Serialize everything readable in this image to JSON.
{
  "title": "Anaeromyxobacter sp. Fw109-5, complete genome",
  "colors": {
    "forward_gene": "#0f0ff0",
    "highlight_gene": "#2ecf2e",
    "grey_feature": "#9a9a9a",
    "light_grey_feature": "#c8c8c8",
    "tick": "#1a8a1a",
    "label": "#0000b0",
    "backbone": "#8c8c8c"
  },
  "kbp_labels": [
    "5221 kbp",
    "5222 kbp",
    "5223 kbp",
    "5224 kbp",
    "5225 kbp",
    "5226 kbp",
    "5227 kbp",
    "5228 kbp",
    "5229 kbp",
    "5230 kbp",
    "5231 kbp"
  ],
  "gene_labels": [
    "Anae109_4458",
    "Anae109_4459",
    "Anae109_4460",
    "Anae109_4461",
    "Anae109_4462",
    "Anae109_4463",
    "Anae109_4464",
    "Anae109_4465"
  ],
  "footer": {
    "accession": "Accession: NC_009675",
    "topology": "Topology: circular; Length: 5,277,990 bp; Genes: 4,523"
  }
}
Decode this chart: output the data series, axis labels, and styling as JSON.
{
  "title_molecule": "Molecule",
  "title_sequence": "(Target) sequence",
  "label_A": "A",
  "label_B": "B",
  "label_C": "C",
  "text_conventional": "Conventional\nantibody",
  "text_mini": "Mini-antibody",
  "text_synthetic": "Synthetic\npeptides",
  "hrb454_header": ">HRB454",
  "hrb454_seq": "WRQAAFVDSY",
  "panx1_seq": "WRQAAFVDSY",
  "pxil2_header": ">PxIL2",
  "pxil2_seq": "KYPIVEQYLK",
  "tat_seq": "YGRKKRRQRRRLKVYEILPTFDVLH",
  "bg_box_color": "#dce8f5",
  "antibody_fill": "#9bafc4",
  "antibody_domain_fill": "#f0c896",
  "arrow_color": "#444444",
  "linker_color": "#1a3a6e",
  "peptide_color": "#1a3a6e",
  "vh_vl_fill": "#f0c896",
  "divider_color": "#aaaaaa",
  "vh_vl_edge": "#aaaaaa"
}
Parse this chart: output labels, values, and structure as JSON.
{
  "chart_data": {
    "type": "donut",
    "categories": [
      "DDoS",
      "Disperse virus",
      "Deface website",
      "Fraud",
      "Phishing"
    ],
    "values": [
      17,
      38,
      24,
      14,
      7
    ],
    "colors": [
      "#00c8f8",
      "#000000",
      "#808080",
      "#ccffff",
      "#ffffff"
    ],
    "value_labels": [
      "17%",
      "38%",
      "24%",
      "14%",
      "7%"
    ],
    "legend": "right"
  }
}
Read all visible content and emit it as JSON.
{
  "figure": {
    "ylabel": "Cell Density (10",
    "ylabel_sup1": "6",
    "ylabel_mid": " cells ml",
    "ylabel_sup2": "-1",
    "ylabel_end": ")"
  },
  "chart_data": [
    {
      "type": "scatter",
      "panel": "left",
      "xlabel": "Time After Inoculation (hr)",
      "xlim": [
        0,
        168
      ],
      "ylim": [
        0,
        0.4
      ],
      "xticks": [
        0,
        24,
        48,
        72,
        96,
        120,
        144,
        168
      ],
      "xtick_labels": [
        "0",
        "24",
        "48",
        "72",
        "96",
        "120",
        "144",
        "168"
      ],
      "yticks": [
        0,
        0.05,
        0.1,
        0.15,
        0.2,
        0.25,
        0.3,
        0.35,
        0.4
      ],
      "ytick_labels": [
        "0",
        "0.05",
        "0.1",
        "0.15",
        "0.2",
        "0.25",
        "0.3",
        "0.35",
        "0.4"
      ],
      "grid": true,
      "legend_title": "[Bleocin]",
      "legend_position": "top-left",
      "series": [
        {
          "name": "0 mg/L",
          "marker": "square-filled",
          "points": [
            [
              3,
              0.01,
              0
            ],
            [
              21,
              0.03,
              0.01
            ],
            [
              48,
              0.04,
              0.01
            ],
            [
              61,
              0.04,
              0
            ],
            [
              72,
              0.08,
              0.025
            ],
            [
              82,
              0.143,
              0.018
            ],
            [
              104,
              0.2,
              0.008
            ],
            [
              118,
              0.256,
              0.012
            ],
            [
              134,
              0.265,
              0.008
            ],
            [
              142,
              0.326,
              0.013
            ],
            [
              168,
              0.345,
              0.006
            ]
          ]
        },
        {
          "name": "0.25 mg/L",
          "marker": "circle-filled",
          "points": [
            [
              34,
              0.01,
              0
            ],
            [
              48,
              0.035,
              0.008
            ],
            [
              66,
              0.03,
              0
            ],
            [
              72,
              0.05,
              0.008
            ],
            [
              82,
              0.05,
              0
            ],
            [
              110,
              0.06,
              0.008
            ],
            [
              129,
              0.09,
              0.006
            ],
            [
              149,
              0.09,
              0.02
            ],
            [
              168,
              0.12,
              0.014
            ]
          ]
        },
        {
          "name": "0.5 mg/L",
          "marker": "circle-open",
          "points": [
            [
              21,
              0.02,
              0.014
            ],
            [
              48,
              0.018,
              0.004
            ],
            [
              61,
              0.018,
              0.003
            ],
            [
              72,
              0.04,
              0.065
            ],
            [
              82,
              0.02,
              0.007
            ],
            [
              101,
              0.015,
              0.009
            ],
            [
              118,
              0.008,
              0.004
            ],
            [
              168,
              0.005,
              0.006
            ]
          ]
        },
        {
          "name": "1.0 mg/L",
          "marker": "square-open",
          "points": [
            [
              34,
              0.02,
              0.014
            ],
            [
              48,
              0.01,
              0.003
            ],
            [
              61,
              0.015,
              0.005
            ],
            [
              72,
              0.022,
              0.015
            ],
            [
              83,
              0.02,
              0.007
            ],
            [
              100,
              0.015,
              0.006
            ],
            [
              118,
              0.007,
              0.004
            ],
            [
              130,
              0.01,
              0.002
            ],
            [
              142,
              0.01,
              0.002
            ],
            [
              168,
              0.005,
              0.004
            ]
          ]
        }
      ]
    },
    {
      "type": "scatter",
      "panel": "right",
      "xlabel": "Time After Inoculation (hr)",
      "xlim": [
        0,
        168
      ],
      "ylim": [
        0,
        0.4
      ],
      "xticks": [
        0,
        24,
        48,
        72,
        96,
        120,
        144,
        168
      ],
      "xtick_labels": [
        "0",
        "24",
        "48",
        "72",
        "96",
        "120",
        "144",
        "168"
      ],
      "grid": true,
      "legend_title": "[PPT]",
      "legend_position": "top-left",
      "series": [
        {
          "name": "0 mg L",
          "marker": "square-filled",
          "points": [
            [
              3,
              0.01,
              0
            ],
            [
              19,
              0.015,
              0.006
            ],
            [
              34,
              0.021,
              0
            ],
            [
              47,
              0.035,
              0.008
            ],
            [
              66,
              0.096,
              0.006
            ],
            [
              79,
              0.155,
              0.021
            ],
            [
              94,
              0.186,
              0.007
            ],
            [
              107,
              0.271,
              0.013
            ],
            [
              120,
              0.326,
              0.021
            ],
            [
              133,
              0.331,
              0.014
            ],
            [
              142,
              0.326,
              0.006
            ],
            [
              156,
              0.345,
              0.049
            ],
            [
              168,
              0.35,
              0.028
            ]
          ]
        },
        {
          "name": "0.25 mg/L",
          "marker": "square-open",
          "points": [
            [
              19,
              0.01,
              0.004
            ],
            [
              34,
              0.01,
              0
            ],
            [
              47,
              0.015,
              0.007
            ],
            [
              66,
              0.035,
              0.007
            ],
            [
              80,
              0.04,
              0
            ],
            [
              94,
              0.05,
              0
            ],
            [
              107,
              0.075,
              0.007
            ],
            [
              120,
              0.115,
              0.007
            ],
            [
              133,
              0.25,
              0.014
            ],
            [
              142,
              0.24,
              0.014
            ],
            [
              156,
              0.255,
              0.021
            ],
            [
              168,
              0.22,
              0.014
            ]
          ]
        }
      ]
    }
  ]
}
++++
*PROBLEM*.
The full listing, retyped exactly, is the expected answer.

*ANSWER BOX*.
Serialize everything readable in this image to JSON.
{
  "title": "Anaeromyxobacter sp. Fw109-5, complete genome",
  "colors": {
    "forward_gene": "#0f0ff0",
    "highlight_gene": "#2ecf2e",
    "grey_feature": "#9a9a9a",
    "light_grey_feature": "#c8c8c8",
    "tick": "#1a8a1a",
    "label": "#0000b0",
    "backbone": "#8c8c8c"
  },
  "kbp_labels": [
    "5221 kbp",
    "5222 kbp",
    "5223 kbp",
    "5224 kbp",
    "5225 kbp",
    "5226 kbp",
    "5227 kbp",
    "5228 kbp",
    "5229 kbp",
    "5230 kbp",
    "5231 kbp"
  ],
  "gene_labels": [
    "Anae109_4458",
    "Anae109_4459",
    "Anae109_4460",
    "Anae109_4461",
    "Anae109_4462",
    "Anae109_4463",
    "Anae109_4464",
    "Anae109_4465"
  ],
  "footer": {
    "accession": "Accession: NC_009675",
    "topology": "Topology: circular; Length: 5,277,990 bp; Genes: 4,523"
  }
}
Decode this chart: output the data series, axis labels, and styling as JSON.
{
  "title_molecule": "Molecule",
  "title_sequence": "(Target) sequence",
  "label_A": "A",
  "label_B": "B",
  "label_C": "C",
  "text_conventional": "Conventional\nantibody",
  "text_mini": "Mini-antibody",
  "text_synthetic": "Synthetic\npeptides",
  "hrb454_header": ">HRB454",
  "hrb454_seq": "WRQAAFVDSY",
  "panx1_seq": "WRQAAFVDSY",
  "pxil2_header": ">PxIL2",
  "pxil2_seq": "KYPIVEQYLK",
  "tat_seq": "YGRKKRRQRRRLKVYEILPTFDVLH",
  "bg_box_color": "#dce8f5",
  "antibody_fill": "#9bafc4",
  "antibody_domain_fill": "#f0c896",
  "arrow_color": "#444444",
  "linker_color": "#1a3a6e",
  "peptide_color": "#1a3a6e",
  "vh_vl_fill": "#f0c896",
  "divider_color": "#aaaaaa",
  "vh_vl_edge": "#aaaaaa"
}
Parse this chart: output labels, values, and structure as JSON.
{
  "chart_data": {
    "type": "donut",
    "categories": [
      "DDoS",
      "Disperse virus",
      "Deface website",
      "Fraud",
      "Phishing"
    ],
    "values": [
      17,
      38,
      24,
      14,
      7
    ],
    "colors": [
      "#00c8f8",
      "#000000",
      "#808080",
      "#ccffff",
      "#ffffff"
    ],
    "value_labels": [
      "17%",
      "38%",
      "24%",
      "14%",
      "7%"
    ],
    "legend": "right"
  }
}
Read all visible content and emit it as JSON.
{
  "figure": {
    "ylabel": "Cell Density (10",
    "ylabel_sup1": "6",
    "ylabel_mid": " cells ml",
    "ylabel_sup2": "-1",
    "ylabel_end": ")"
  },
  "chart_data": [
    {
      "type": "scatter",
      "panel": "left",
      "xlabel": "Time After Inoculation (hr)",
      "xlim": [
        0,
        168
      ],
      "ylim": [
        0,
        0.4
      ],
      "xticks": [
        0,
        24,
        48,
        72,
        96,
        120,
        144,
        168
      ],
      "xtick_labels": [
        "0",
        "24",
        "48",
        "72",
        "96",
        "120",
        "144",
        "168"
      ],
      "yticks": [
        0,
        0.05,
        0.1,
        0.15,
        0.2,
        0.25,
        0.3,
        0.35,
        0.4
      ],
      "ytick_labels": [
        "0",
        "0.05",
        "0.1",
        "0.15",
        "0.2",
        "0.25",
        "0.3",
        "0.35",
        "0.4"
      ],
      "grid": true,
      "legend_title": "[Bleocin]",
      "legend_position": "top-left",
      "series": [
        {
          "name": "0 mg/L",
          "marker": "square-filled",
          "points": [
            [
              3,
              0.01,
              0
            ],
            [
              21,
              0.03,
              0.01
            ],
            [
              48,
              0.04,
              0.01
            ],
            [
              61,
              0.04,
              0
            ],
            [
              72,
              0.08,
              0.025
            ],
            [
              82,
              0.143,
              0.018
            ],
            [
              104,
              0.2,
              0.008
            ],
            [
              118,
              0.256,
              0.012
            ],
            [
              134,
              0.265,
              0.008
            ],
            [
              142,
              0.326,
              0.013
            ],
            [
              168,
              0.345,
              0.006
            ]
          ]
        },
        {
          "name": "0.25 mg/L",
          "marker": "circle-filled",
          "points": [
            [
              34,
              0.01,
              0
            ],
            [
              48,
              0.035,
              0.008
            ],
            [
              66,
              0.03,
              0
            ],
            [
              72,
              0.05,
              0.008
            ],
            [
              82,
              0.05,
              0
            ],
            [
              110,
              0.06,
              0.008
            ],
            [
              129,
              0.09,
              0.006
            ],
            [
              149,
              0.09,
              0.02
            ],
            [
              168,
              0.12,
              0.014
            ]
          ]
        },
        {
          "name": "0.5 mg/L",
          "marker": "circle-open",
          "points": [
            [
              21,
              0.02,
              0.014
            ],
            [
              48,
              0.018,
              0.004
            ],
            [
              61,
              0.018,
              0.003
            ],
            [
              72,
              0.04,
              0.065
            ],
            [
              82,
              0.02,
              0.007
            ],
            [
              101,
              0.015,
              0.009
            ],
            [
              118,
              0.008,
              0.004
            ],
            [
              168,
              0.005,
              0.006
            ]
          ]
        },
        {
          "name": "1.0 mg/L",
          "marker": "square-open",
          "points": [
            [
              34,
              0.02,
              0.014
            ],
            [
              48,
              0.01,
              0.003
            ],
            [
              61,
              0.015,
              0.005
            ],
            [
              72,
              0.022,
              0.015
            ],
            [
              83,
              0.02,
              0.007
            ],
            [
              100,
              0.015,
              0.006
            ],
            [
              118,
              0.007,
              0.004
            ],
            [
              130,
              0.01,
              0.002
            ],
            [
              142,
              0.01,
              0.002
            ],
            [
              168,
              0.005,
              0.004
            ]
          ]
        }
      ]
    },
    {
      "type": "scatter",
      "panel": "right",
      "xlabel": "Time After Inoculation (hr)",
      "xlim": [
        0,
        168
      ],
      "ylim": [
        0,
        0.4
      ],
      "xticks": [
        0,
        24,
        48,
        72,
        96,
        120,
        144,
        168
      ],
      "xtick_labels": [
        "0",
        "24",
        "48",
        "72",
        "96",
        "120",
        "144",
        "168"
      ],
      "grid": true,
      "legend_title": "[PPT]",
      "legend_position": "top-left",
      "series": [
        {
          "name": "0 mg L",
          "marker": "square-filled",
          "points": [
            [
              3,
              0.01,
              0
            ],
            [
              19,
              0.015,
              0.006
            ],
            [
              34,
              0.021,
              0
            ],
            [
              47,
              0.035,
              0.008
            ],
            [
              66,
              0.096,
              0.006
            ],
            [
              79,
              0.155,
              0.021
            ],
            [
              94,
              0.186,
              0.007
            ],
            [
              107,
              0.271,
              0.013
            ],
            [
              120,
              0.326,
              0.021
            ],
            [
              133,
              0.331,
              0.014
            ],
            [
              142,
              0.326,
              0.006
            ],
            [
              156,
              0.345,
              0.049
            ],
            [
              168,
              0.35,
              0.028
            ]
          ]
        },
        {
          "name": "0.25 mg/L",
          "marker": "square-open",
          "points": [
            [
              19,
              0.01,
              0.004
            ],
            [
              34,
              0.01,
              0
            ],
            [
              47,
              0.015,
              0.007
            ],
            [
              66,
              0.035,
              0.007
            ],
            [
              80,
              0.04,
              0
            ],
            [
              94,
              0.05,
              0
            ],
            [
              107,
              0.075,
              0.007
            ],
            [
              120,
              0.115,
              0.007
            ],
            [
              133,
              0.25,
              0.014
            ],
            [
              142,
              0.24,
              0.014
            ],
            [
              156,
              0.255,
              0.021
            ],
            [
              168,
              0.22,
              0.014
            ]
          ]
        }
      ]
    }
  ]
}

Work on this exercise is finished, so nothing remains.